**Short exercise:** Below are entries to be transcribed exactly; exclude the pictures from the copy.

○ ○ ○ ○ ○ ○ ○

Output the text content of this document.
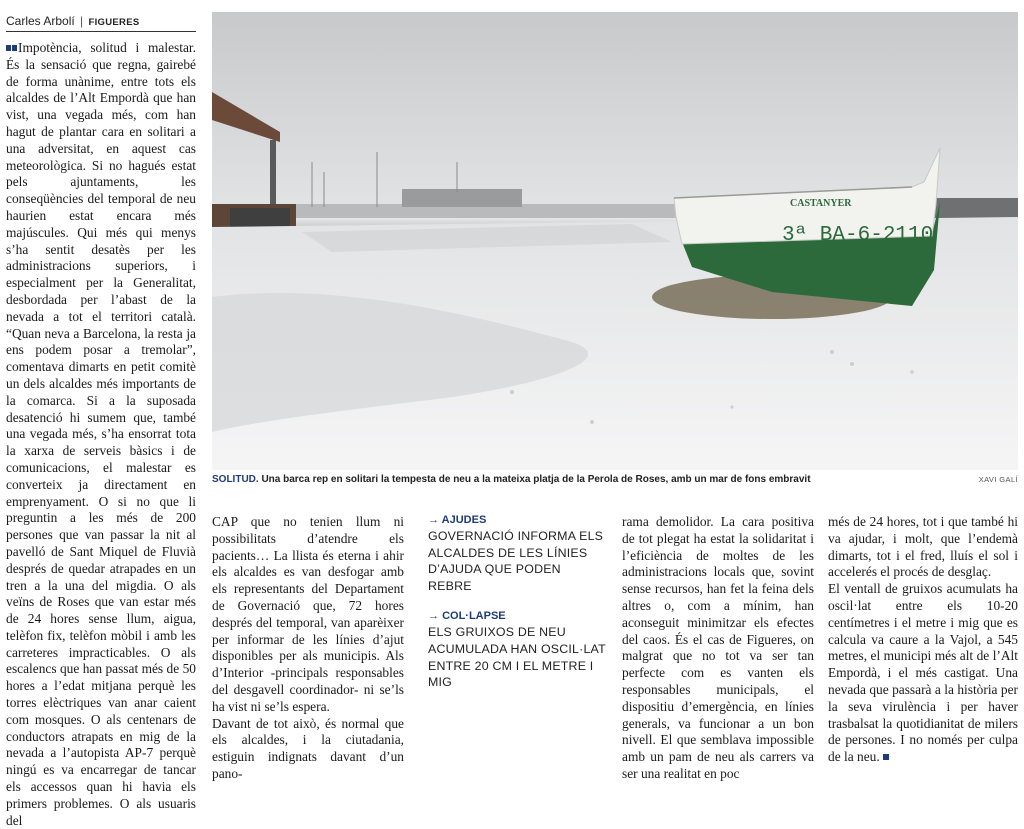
Carles Arbolí | FIGUERES

Impotència, solitud i malestar. És la sensació que regna, gairebé de forma unànime, entre tots els alcaldes de l’Alt Empordà que han vist, una vegada més, com han hagut de plantar cara en solitari a una adversitat, en aquest cas meteorològica. Si no hagués estat pels ajuntaments, les conseqüències del temporal de neu haurien estat encara més majúscules. Qui més qui menys s’ha sentit desatès per les administracions superiors, i especialment per la Generalitat, desbordada per l’abast de la nevada a tot el territori català. “Quan neva a Barcelona, la resta ja ens podem posar a tremolar”, comentava dimarts en petit comitè un dels alcaldes més importants de la comarca. Si a la suposada desatenció hi sumem que, també una vegada més, s’ha ensorrat tota la xarxa de serveis bàsics i de comunicacions, el malestar es converteix ja directament en emprenyament. O si no que li preguntin a les més de 200 persones que van passar la nit al pavelló de Sant Miquel de Fluvià després de quedar atrapades en un tren a la una del migdia. O als veïns de Roses que van estar més de 24 hores sense llum, aigua, telèfon fix, telèfon mòbil i amb les carreteres impracticables. O als escalencs que han passat més de 50 hores a l’edat mitjana perquè les torres elèctriques van anar caient com mosques. O als centenars de conductors atrapats en mig de la nevada a l’autopista AP-7 perquè ningú es va encarregar de tancar els accessos quan hi havia els primers problemes. O als usuaris del

CASTANYER
3ª BA-6-2110
SOLITUD. Una barca rep en solitari la tempesta de neu a la mateixa platja de la Perola de Roses, amb un mar de fons embravit	XAVI GALÍ

CAP que no tenien llum ni possibilitats d’atendre els pacients… La llista és eterna i ahir els alcaldes es van desfogar amb els representants del Departament de Governació que, 72 hores després del temporal, van aparèixer per informar de les línies d’ajut disponibles per als municipis. Als d’Interior -principals responsables del desgavell coordinador- ni se’ls ha vist ni se’ls espera.

Davant de tot això, és normal que els alcaldes, i la ciutadania, estiguin indignats davant d’un pano-

→ AJUDES
GOVERNACIÓ INFORMA ELS ALCALDES DE LES LÍNIES D’AJUDA QUE PODEN REBRE
→ COL·LAPSE
ELS GRUIXOS DE NEU ACUMULADA HAN OSCIL·LAT ENTRE 20 CM I EL METRE I MIG

rama demolidor. La cara positiva de tot plegat ha estat la solidaritat i l’eficiència de moltes de les administracions locals que, sovint sense recursos, han fet la feina dels altres o, com a mínim, han aconseguit minimitzar els efectes del caos. És el cas de Figueres, on malgrat que no tot va ser tan perfecte com es vanten els responsables municipals, el dispositiu d’emergència, en línies generals, va funcionar a un bon nivell. El que semblava impossible amb un pam de neu als carrers va ser una realitat en poc

més de 24 hores, tot i que també hi va ajudar, i molt, que l’endemà dimarts, tot i el fred, lluís el sol i accelerés el procés de desglaç.

El ventall de gruixos acumulats ha oscil·lat entre els 10-20 centímetres i el metre i mig que es calcula va caure a la Vajol, a 545 metres, el municipi més alt de l’Alt Empordà, i el més castigat. Una nevada que passarà a la història per la seva virulència i per haver trasbalsat la quotidianitat de milers de persones. I no només per culpa de la neu.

○ ○ ○ ○ ○ ○ ○

**Response:**
Output the text content of this document.
Carles Arbolí | FIGUERES

Impotència, solitud i malestar. És la sensació que regna, gairebé de forma unànime, entre tots els alcaldes de l’Alt Empordà que han vist, una vegada més, com han hagut de plantar cara en solitari a una adversitat, en aquest cas meteorològica. Si no hagués estat pels ajuntaments, les conseqüències del temporal de neu haurien estat encara més majúscules. Qui més qui menys s’ha sentit desatès per les administracions superiors, i especialment per la Generalitat, desbordada per l’abast de la nevada a tot el territori català. “Quan neva a Barcelona, la resta ja ens podem posar a tremolar”, comentava dimarts en petit comitè un dels alcaldes més importants de la comarca. Si a la suposada desatenció hi sumem que, també una vegada més, s’ha ensorrat tota la xarxa de serveis bàsics i de comunicacions, el malestar es converteix ja directament en emprenyament. O si no que li preguntin a les més de 200 persones que van passar la nit al pavelló de Sant Miquel de Fluvià després de quedar atrapades en un tren a la una del migdia. O als veïns de Roses que van estar més de 24 hores sense llum, aigua, telèfon fix, telèfon mòbil i amb les carreteres impracticables. O als escalencs que han passat més de 50 hores a l’edat mitjana perquè les torres elèctriques van anar caient com mosques. O als centenars de conductors atrapats en mig de la nevada a l’autopista AP-7 perquè ningú es va encarregar de tancar els accessos quan hi havia els primers problemes. O als usuaris del

CASTANYER
3ª BA-6-2110
SOLITUD. Una barca rep en solitari la tempesta de neu a la mateixa platja de la Perola de Roses, amb un mar de fons embravit	XAVI GALÍ

CAP que no tenien llum ni possibilitats d’atendre els pacients… La llista és eterna i ahir els alcaldes es van desfogar amb els representants del Departament de Governació que, 72 hores després del temporal, van aparèixer per informar de les línies d’ajut disponibles per als municipis. Als d’Interior -principals responsables del desgavell coordinador- ni se’ls ha vist ni se’ls espera.

Davant de tot això, és normal que els alcaldes, i la ciutadania, estiguin indignats davant d’un pano-

→ AJUDES
GOVERNACIÓ INFORMA ELS ALCALDES DE LES LÍNIES D’AJUDA QUE PODEN REBRE
→ COL·LAPSE
ELS GRUIXOS DE NEU ACUMULADA HAN OSCIL·LAT ENTRE 20 CM I EL METRE I MIG

rama demolidor. La cara positiva de tot plegat ha estat la solidaritat i l’eficiència de moltes de les administracions locals que, sovint sense recursos, han fet la feina dels altres o, com a mínim, han aconseguit minimitzar els efectes del caos. És el cas de Figueres, on malgrat que no tot va ser tan perfecte com es vanten els responsables municipals, el dispositiu d’emergència, en línies generals, va funcionar a un bon nivell. El que semblava impossible amb un pam de neu als carrers va ser una realitat en poc

més de 24 hores, tot i que també hi va ajudar, i molt, que l’endemà dimarts, tot i el fred, lluís el sol i accelerés el procés de desglaç.

El ventall de gruixos acumulats ha oscil·lat entre els 10-20 centímetres i el metre i mig que es calcula va caure a la Vajol, a 545 metres, el municipi més alt de l’Alt Empordà, i el més castigat. Una nevada que passarà a la història per la seva virulència i per haver trasbalsat la quotidianitat de milers de persones. I no només per culpa de la neu.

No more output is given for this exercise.